- _EXERCISE OBJECTIVE_
Go through the lines below. Copy those with "CORTADAS".

- _THE INPUT_

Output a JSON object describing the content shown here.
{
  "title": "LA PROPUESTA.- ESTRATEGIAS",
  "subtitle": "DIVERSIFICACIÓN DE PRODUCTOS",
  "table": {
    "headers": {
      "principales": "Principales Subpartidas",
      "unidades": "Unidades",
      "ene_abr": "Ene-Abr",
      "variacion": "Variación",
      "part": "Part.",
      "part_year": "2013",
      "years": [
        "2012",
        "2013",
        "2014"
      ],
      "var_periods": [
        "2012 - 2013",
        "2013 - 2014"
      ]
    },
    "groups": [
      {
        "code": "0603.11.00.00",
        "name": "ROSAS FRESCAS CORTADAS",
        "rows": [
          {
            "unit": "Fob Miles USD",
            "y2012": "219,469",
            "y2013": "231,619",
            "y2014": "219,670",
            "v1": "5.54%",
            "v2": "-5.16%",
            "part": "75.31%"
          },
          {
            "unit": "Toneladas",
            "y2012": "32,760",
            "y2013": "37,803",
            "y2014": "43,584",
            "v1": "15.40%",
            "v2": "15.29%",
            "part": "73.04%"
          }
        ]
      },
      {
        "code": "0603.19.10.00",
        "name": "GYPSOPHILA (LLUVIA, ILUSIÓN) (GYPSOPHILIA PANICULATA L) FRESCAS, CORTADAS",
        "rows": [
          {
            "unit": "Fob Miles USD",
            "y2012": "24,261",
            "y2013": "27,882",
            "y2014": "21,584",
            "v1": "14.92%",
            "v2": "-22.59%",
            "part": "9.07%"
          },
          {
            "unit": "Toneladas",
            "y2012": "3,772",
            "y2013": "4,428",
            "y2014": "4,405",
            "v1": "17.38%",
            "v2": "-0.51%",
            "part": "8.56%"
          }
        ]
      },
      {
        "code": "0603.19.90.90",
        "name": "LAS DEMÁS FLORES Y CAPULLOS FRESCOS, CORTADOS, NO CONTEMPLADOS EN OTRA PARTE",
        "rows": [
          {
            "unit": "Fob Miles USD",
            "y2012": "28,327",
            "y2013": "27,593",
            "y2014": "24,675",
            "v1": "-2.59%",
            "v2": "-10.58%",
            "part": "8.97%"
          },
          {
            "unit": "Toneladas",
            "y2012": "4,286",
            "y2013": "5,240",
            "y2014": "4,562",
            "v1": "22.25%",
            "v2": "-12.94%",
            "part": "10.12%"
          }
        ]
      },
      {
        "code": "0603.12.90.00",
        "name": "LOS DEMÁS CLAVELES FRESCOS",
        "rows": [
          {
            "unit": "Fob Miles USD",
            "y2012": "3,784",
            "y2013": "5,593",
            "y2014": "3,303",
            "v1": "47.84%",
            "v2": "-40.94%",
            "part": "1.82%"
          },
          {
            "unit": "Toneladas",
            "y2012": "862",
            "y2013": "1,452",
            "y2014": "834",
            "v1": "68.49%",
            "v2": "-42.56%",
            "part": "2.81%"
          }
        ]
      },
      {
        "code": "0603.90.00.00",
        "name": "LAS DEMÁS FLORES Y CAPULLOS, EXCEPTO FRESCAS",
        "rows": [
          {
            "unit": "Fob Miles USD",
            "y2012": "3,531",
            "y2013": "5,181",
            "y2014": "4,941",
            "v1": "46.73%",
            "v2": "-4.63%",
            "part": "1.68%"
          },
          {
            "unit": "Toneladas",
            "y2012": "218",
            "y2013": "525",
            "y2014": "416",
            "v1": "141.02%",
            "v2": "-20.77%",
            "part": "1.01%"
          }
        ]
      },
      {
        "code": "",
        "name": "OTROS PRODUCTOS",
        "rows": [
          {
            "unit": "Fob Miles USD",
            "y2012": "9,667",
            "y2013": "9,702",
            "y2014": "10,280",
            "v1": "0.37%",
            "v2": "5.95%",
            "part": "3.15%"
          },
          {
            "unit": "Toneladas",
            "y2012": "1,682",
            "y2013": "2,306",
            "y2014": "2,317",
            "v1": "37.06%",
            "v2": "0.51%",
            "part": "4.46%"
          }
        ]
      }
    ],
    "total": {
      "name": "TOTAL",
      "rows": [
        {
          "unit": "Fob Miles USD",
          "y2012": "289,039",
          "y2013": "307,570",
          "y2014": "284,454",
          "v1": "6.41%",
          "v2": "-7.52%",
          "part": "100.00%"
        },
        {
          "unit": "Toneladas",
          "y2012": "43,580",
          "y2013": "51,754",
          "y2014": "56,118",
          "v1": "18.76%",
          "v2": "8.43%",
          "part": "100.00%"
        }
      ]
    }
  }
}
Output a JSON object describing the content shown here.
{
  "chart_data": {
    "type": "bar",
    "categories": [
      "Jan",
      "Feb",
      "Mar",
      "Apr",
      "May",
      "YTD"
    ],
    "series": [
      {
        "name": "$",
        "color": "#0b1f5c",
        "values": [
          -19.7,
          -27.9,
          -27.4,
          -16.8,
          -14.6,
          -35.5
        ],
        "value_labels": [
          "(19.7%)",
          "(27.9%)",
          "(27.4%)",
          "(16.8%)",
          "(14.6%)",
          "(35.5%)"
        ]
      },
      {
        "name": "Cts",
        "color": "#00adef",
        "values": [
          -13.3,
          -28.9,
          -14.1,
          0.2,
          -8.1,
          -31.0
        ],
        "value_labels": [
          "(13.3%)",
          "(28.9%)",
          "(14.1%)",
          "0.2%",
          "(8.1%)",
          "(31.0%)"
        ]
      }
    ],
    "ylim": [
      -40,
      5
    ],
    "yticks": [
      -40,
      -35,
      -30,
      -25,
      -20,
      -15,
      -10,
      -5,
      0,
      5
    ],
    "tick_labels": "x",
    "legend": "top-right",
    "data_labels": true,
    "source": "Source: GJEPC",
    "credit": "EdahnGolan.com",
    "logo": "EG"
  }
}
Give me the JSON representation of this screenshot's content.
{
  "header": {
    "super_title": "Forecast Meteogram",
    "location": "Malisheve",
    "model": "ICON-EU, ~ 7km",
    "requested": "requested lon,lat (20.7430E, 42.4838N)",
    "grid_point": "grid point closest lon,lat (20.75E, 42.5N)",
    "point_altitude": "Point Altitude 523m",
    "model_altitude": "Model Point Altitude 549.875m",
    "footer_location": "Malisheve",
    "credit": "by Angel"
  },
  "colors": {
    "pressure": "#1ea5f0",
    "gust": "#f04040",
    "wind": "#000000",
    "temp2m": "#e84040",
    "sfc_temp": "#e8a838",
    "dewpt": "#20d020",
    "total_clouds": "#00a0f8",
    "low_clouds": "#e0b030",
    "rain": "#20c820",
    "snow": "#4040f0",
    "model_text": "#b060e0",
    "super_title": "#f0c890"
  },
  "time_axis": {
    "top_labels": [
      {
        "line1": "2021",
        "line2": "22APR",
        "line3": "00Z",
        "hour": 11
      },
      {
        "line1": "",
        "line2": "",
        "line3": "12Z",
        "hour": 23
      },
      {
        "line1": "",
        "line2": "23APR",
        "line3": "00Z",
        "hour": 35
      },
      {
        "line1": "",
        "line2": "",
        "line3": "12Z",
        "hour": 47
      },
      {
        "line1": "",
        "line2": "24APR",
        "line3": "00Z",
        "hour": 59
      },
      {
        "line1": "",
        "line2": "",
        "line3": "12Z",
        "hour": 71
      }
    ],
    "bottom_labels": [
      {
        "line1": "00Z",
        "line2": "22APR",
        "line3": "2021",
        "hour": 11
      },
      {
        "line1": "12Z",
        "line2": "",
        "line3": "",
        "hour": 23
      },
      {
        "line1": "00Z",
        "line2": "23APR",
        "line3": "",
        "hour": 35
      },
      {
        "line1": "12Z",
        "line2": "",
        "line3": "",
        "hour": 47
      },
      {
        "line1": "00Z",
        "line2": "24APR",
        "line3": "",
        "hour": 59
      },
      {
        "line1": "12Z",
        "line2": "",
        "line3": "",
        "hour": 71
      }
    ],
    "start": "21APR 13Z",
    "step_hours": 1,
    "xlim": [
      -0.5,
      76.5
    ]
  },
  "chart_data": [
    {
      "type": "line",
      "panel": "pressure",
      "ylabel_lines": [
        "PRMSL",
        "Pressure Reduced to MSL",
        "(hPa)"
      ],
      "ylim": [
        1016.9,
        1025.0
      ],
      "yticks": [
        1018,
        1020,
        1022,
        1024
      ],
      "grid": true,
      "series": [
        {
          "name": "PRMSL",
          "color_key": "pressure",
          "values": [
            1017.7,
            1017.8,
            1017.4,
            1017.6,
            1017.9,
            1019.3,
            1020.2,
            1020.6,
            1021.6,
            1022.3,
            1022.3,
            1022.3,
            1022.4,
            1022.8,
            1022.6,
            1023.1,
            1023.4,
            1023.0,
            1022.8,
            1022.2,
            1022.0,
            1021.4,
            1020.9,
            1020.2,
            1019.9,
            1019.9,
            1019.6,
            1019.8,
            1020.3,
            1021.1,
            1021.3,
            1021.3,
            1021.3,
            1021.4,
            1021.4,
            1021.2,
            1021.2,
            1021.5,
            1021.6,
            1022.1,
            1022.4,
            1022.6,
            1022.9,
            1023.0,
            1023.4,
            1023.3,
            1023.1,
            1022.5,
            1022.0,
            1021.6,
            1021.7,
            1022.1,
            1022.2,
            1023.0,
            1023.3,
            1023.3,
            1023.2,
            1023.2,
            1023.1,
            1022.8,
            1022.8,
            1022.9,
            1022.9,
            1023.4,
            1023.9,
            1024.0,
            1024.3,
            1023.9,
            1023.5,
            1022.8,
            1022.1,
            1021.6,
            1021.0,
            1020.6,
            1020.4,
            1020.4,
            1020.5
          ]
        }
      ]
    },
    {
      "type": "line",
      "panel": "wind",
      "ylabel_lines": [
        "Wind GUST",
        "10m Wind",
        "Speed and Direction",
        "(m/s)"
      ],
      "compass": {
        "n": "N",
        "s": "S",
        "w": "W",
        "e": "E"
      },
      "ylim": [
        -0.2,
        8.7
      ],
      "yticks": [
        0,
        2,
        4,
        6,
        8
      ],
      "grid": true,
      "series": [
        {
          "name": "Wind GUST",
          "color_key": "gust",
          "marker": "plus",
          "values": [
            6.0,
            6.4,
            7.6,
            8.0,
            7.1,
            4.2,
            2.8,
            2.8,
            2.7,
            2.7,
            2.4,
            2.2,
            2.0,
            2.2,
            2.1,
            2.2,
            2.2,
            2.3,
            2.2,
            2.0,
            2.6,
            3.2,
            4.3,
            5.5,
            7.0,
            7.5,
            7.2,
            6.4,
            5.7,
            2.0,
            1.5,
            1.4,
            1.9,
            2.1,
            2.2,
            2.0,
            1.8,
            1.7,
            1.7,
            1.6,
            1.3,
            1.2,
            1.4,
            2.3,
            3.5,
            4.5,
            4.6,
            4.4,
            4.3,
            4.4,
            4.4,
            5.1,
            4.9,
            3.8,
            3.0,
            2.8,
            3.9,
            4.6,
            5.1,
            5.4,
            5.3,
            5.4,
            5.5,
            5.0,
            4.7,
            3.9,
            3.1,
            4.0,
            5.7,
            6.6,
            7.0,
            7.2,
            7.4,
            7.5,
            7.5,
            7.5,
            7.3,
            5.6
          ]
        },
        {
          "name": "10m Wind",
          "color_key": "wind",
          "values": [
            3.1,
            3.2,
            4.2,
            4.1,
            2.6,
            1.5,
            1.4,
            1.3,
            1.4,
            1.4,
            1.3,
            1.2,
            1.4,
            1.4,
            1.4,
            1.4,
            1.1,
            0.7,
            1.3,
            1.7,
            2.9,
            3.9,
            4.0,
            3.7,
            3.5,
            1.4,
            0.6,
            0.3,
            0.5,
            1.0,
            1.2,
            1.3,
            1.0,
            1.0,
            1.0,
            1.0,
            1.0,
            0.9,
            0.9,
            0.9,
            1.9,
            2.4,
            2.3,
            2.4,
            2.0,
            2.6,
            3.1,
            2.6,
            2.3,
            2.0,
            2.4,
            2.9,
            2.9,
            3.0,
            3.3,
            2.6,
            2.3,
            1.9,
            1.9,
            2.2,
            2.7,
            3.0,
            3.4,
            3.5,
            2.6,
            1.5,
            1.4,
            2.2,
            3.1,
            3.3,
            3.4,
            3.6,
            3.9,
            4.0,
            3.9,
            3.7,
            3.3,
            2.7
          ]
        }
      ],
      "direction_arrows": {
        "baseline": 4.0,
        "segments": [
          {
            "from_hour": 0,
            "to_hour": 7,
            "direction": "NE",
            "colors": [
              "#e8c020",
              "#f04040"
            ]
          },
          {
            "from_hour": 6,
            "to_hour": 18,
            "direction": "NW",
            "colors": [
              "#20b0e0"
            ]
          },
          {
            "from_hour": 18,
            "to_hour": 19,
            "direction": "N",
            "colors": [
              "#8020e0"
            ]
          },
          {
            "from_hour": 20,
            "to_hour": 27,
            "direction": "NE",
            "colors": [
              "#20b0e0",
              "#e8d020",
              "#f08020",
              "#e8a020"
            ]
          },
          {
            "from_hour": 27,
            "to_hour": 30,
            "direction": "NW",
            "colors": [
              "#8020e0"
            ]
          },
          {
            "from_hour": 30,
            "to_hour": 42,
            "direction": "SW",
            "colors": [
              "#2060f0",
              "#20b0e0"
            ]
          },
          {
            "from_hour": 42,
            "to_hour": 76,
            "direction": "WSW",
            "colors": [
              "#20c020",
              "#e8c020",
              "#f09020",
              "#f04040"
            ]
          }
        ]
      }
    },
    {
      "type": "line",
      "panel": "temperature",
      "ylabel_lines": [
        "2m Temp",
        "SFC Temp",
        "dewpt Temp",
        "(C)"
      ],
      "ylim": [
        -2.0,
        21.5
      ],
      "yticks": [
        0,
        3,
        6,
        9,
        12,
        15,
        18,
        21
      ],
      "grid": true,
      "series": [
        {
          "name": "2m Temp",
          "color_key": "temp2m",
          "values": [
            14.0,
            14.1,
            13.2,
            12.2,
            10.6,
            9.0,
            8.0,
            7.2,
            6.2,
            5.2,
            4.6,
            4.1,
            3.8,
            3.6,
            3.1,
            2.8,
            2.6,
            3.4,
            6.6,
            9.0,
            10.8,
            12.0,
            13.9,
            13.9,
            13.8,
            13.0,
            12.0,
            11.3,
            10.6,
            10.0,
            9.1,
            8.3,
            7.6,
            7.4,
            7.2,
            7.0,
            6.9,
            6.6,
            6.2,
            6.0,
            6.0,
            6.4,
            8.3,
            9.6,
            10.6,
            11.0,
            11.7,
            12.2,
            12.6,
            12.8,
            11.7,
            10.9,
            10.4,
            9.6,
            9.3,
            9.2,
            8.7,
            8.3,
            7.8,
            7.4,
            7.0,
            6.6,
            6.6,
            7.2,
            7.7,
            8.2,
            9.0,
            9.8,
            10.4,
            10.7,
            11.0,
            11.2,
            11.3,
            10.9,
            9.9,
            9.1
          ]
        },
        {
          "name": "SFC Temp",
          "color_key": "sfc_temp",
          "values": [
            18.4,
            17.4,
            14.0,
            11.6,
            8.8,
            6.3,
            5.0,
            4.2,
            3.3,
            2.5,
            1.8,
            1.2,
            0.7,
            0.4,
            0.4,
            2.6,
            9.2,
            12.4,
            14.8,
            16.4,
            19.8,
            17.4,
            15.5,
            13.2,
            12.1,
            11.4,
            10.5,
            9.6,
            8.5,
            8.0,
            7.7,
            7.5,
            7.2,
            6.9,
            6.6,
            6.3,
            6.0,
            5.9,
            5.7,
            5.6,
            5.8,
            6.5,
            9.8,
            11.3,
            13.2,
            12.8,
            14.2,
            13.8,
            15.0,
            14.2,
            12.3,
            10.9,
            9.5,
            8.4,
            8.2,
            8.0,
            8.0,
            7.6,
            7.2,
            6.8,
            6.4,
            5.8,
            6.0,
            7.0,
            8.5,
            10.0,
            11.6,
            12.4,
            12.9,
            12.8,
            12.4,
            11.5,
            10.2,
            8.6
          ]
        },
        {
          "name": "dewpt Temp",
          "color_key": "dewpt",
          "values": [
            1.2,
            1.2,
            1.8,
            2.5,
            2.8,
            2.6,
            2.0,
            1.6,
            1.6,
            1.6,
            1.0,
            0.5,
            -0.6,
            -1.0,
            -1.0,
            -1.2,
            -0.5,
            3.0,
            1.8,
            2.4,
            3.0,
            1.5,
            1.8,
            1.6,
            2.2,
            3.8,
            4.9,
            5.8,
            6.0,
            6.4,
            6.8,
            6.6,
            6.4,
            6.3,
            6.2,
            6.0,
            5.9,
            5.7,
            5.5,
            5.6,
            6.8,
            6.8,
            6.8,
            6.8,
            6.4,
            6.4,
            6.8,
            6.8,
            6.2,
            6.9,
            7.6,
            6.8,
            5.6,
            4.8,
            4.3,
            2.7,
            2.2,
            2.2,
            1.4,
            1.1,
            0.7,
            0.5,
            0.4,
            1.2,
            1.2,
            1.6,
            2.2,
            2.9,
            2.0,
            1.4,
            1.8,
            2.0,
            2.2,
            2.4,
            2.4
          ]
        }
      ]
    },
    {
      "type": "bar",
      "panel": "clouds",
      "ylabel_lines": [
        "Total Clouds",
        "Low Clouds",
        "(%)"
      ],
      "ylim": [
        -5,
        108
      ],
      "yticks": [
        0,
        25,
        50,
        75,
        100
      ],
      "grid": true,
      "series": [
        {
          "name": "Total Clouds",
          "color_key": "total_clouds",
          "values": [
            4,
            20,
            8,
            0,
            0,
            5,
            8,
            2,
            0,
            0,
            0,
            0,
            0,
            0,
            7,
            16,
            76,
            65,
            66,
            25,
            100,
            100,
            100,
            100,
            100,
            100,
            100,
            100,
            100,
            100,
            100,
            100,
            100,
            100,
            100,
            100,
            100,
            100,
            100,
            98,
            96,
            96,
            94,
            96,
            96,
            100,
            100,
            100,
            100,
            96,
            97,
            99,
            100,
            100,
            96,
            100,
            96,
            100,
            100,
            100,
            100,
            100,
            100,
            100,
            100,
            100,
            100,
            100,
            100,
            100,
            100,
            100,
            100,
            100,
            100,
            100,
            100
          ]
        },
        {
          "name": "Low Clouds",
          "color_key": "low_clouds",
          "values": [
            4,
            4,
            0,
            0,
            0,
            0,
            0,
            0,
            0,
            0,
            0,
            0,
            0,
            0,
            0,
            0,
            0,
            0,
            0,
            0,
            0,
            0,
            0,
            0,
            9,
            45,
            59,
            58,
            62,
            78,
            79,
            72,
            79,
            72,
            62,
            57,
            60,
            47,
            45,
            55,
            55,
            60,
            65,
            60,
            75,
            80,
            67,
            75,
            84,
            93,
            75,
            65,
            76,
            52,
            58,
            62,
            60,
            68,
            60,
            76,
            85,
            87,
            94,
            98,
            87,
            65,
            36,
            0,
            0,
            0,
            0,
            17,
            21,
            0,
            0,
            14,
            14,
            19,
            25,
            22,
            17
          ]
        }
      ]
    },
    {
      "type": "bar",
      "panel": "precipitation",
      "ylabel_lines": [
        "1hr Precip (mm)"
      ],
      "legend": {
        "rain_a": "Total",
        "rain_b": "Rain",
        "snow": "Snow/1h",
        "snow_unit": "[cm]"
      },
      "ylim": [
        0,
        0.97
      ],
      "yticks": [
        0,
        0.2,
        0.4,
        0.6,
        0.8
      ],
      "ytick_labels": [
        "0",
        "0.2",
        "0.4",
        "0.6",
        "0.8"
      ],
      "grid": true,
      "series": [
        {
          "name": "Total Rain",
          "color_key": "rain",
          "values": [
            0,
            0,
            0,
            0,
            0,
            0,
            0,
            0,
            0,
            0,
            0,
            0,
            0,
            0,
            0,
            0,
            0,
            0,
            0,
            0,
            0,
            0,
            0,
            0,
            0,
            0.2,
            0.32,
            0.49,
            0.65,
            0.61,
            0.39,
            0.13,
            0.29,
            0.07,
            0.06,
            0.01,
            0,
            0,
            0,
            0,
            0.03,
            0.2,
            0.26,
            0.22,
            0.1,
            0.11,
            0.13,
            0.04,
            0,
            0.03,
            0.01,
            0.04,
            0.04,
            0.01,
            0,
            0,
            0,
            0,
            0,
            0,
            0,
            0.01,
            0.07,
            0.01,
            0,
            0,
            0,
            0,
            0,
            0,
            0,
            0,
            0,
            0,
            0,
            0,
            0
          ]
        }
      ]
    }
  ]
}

- _TASK RESULT_
        "name": "ROSAS FRESCAS CORTADAS",
        "name": "GYPSOPHILA (LLUVIA, ILUSIÓN) (GYPSOPHILIA PANICULATA L) FRESCAS, CORTADAS",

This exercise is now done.